### GIVEN RECORDS:
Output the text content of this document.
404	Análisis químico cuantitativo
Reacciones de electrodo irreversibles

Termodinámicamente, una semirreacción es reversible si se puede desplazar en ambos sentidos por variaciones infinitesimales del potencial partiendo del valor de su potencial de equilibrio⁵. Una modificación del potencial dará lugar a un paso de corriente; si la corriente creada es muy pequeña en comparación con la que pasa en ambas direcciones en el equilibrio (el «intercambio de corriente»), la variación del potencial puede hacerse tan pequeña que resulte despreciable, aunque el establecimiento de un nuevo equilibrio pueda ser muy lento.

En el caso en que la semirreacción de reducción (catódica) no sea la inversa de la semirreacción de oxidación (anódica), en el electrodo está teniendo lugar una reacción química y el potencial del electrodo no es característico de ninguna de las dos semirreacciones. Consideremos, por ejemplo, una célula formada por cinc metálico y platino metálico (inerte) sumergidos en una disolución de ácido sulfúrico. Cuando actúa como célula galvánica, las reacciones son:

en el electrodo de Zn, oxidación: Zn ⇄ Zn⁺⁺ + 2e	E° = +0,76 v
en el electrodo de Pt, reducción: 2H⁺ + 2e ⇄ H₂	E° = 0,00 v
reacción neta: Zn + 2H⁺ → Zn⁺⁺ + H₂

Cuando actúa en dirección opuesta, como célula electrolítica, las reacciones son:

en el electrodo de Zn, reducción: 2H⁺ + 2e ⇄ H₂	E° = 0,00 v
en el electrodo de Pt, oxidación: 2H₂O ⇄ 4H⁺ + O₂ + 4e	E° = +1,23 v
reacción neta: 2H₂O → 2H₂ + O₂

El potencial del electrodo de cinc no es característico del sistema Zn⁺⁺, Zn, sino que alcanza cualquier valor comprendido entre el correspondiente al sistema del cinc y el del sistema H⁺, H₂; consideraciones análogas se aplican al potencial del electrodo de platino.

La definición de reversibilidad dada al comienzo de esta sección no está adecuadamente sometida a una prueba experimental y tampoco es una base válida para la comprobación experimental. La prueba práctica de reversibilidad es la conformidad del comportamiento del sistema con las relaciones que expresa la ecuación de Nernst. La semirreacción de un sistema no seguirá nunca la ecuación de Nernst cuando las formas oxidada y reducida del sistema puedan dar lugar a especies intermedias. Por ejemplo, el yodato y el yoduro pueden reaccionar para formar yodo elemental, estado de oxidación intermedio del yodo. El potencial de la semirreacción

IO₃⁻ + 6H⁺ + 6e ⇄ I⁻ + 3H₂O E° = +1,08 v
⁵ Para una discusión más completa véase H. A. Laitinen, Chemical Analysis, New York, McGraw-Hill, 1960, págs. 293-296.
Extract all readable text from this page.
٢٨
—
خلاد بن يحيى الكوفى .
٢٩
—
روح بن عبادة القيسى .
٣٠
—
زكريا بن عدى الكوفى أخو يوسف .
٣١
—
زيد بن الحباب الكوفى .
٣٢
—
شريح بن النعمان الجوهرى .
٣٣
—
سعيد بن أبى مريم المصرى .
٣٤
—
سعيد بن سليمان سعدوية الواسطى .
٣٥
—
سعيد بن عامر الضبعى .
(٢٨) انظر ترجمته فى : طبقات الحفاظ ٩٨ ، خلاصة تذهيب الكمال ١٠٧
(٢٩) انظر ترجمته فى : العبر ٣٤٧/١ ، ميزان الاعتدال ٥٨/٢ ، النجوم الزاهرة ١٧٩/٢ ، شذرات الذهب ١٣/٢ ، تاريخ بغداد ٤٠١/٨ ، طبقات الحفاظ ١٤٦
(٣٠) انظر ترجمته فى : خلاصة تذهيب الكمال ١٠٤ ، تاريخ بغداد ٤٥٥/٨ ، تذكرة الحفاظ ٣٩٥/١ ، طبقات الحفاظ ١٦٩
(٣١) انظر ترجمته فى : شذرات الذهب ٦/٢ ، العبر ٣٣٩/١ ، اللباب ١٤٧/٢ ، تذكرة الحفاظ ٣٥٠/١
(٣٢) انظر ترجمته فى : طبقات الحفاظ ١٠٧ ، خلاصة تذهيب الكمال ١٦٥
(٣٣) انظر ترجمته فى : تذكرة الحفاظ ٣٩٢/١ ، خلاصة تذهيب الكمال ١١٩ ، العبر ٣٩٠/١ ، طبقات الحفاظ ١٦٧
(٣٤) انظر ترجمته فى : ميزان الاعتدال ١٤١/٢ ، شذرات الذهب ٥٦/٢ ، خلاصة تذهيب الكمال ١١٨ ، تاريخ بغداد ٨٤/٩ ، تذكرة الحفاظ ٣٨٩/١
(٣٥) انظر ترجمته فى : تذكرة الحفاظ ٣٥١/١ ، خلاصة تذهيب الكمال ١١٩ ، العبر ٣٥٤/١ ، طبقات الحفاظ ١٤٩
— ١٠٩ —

### WHAT TO WORK ON:
Repeat the data above, word for word.

### SOLUTION FOR THIS EXERCISE:
Output the text content of this document.
404	Análisis químico cuantitativo
Reacciones de electrodo irreversibles

Termodinámicamente, una semirreacción es reversible si se puede desplazar en ambos sentidos por variaciones infinitesimales del potencial partiendo del valor de su potencial de equilibrio⁵. Una modificación del potencial dará lugar a un paso de corriente; si la corriente creada es muy pequeña en comparación con la que pasa en ambas direcciones en el equilibrio (el «intercambio de corriente»), la variación del potencial puede hacerse tan pequeña que resulte despreciable, aunque el establecimiento de un nuevo equilibrio pueda ser muy lento.

En el caso en que la semirreacción de reducción (catódica) no sea la inversa de la semirreacción de oxidación (anódica), en el electrodo está teniendo lugar una reacción química y el potencial del electrodo no es característico de ninguna de las dos semirreacciones. Consideremos, por ejemplo, una célula formada por cinc metálico y platino metálico (inerte) sumergidos en una disolución de ácido sulfúrico. Cuando actúa como célula galvánica, las reacciones son:

en el electrodo de Zn, oxidación: Zn ⇄ Zn⁺⁺ + 2e	E° = +0,76 v
en el electrodo de Pt, reducción: 2H⁺ + 2e ⇄ H₂	E° = 0,00 v
reacción neta: Zn + 2H⁺ → Zn⁺⁺ + H₂

Cuando actúa en dirección opuesta, como célula electrolítica, las reacciones son:

en el electrodo de Zn, reducción: 2H⁺ + 2e ⇄ H₂	E° = 0,00 v
en el electrodo de Pt, oxidación: 2H₂O ⇄ 4H⁺ + O₂ + 4e	E° = +1,23 v
reacción neta: 2H₂O → 2H₂ + O₂

El potencial del electrodo de cinc no es característico del sistema Zn⁺⁺, Zn, sino que alcanza cualquier valor comprendido entre el correspondiente al sistema del cinc y el del sistema H⁺, H₂; consideraciones análogas se aplican al potencial del electrodo de platino.

La definición de reversibilidad dada al comienzo de esta sección no está adecuadamente sometida a una prueba experimental y tampoco es una base válida para la comprobación experimental. La prueba práctica de reversibilidad es la conformidad del comportamiento del sistema con las relaciones que expresa la ecuación de Nernst. La semirreacción de un sistema no seguirá nunca la ecuación de Nernst cuando las formas oxidada y reducida del sistema puedan dar lugar a especies intermedias. Por ejemplo, el yodato y el yoduro pueden reaccionar para formar yodo elemental, estado de oxidación intermedio del yodo. El potencial de la semirreacción

IO₃⁻ + 6H⁺ + 6e ⇄ I⁻ + 3H₂O E° = +1,08 v
⁵ Para una discusión más completa véase H. A. Laitinen, Chemical Analysis, New York, McGraw-Hill, 1960, págs. 293-296.
Extract all readable text from this page.
٢٨
—
خلاد بن يحيى الكوفى .
٢٩
—
روح بن عبادة القيسى .
٣٠
—
زكريا بن عدى الكوفى أخو يوسف .
٣١
—
زيد بن الحباب الكوفى .
٣٢
—
شريح بن النعمان الجوهرى .
٣٣
—
سعيد بن أبى مريم المصرى .
٣٤
—
سعيد بن سليمان سعدوية الواسطى .
٣٥
—
سعيد بن عامر الضبعى .
(٢٨) انظر ترجمته فى : طبقات الحفاظ ٩٨ ، خلاصة تذهيب الكمال ١٠٧
(٢٩) انظر ترجمته فى : العبر ٣٤٧/١ ، ميزان الاعتدال ٥٨/٢ ، النجوم الزاهرة ١٧٩/٢ ، شذرات الذهب ١٣/٢ ، تاريخ بغداد ٤٠١/٨ ، طبقات الحفاظ ١٤٦
(٣٠) انظر ترجمته فى : خلاصة تذهيب الكمال ١٠٤ ، تاريخ بغداد ٤٥٥/٨ ، تذكرة الحفاظ ٣٩٥/١ ، طبقات الحفاظ ١٦٩
(٣١) انظر ترجمته فى : شذرات الذهب ٦/٢ ، العبر ٣٣٩/١ ، اللباب ١٤٧/٢ ، تذكرة الحفاظ ٣٥٠/١
(٣٢) انظر ترجمته فى : طبقات الحفاظ ١٠٧ ، خلاصة تذهيب الكمال ١٦٥
(٣٣) انظر ترجمته فى : تذكرة الحفاظ ٣٩٢/١ ، خلاصة تذهيب الكمال ١١٩ ، العبر ٣٩٠/١ ، طبقات الحفاظ ١٦٧
(٣٤) انظر ترجمته فى : ميزان الاعتدال ١٤١/٢ ، شذرات الذهب ٥٦/٢ ، خلاصة تذهيب الكمال ١١٨ ، تاريخ بغداد ٨٤/٩ ، تذكرة الحفاظ ٣٨٩/١
(٣٥) انظر ترجمته فى : تذكرة الحفاظ ٣٥١/١ ، خلاصة تذهيب الكمال ١١٩ ، العبر ٣٥٤/١ ، طبقات الحفاظ ١٤٩
— ١٠٩ —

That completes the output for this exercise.